→ Given exercise: Set down the records once more, please, exactly and with the pictures left out.

(Stored data)
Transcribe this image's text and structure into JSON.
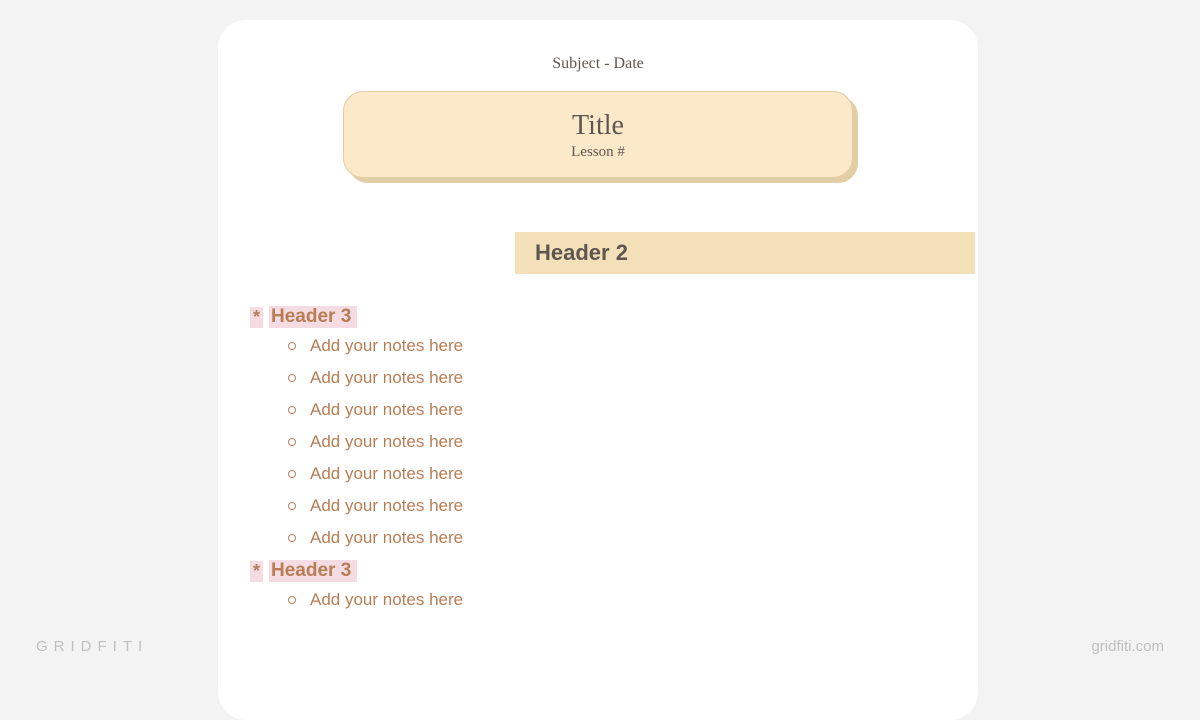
{
  "header": {
    "subject_date": "Subject - Date"
  },
  "titlebox": {
    "title": "Title",
    "subtitle": "Lesson #"
  },
  "header2": "Header 2",
  "sections": [
    {
      "asterisk": "*",
      "header3": "Header 3",
      "notes": [
        "Add your notes here",
        "Add your notes here",
        "Add your notes here",
        "Add your notes here",
        "Add your notes here",
        "Add your notes here",
        "Add your notes here"
      ]
    },
    {
      "asterisk": "*",
      "header3": "Header 3",
      "notes": [
        "Add your notes here"
      ]
    }
  ],
  "watermark": {
    "left": "GRIDFITI",
    "right": "gridfiti.com"
  }
}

→ Result below:
Transcribe this image's text and structure into JSON.
{
  "header": {
    "subject_date": "Subject - Date"
  },
  "titlebox": {
    "title": "Title",
    "subtitle": "Lesson #"
  },
  "header2": "Header 2",
  "sections": [
    {
      "asterisk": "*",
      "header3": "Header 3",
      "notes": [
        "Add your notes here",
        "Add your notes here",
        "Add your notes here",
        "Add your notes here",
        "Add your notes here",
        "Add your notes here",
        "Add your notes here"
      ]
    },
    {
      "asterisk": "*",
      "header3": "Header 3",
      "notes": [
        "Add your notes here"
      ]
    }
  ],
  "watermark": {
    "left": "GRIDFITI",
    "right": "gridfiti.com"
  }
}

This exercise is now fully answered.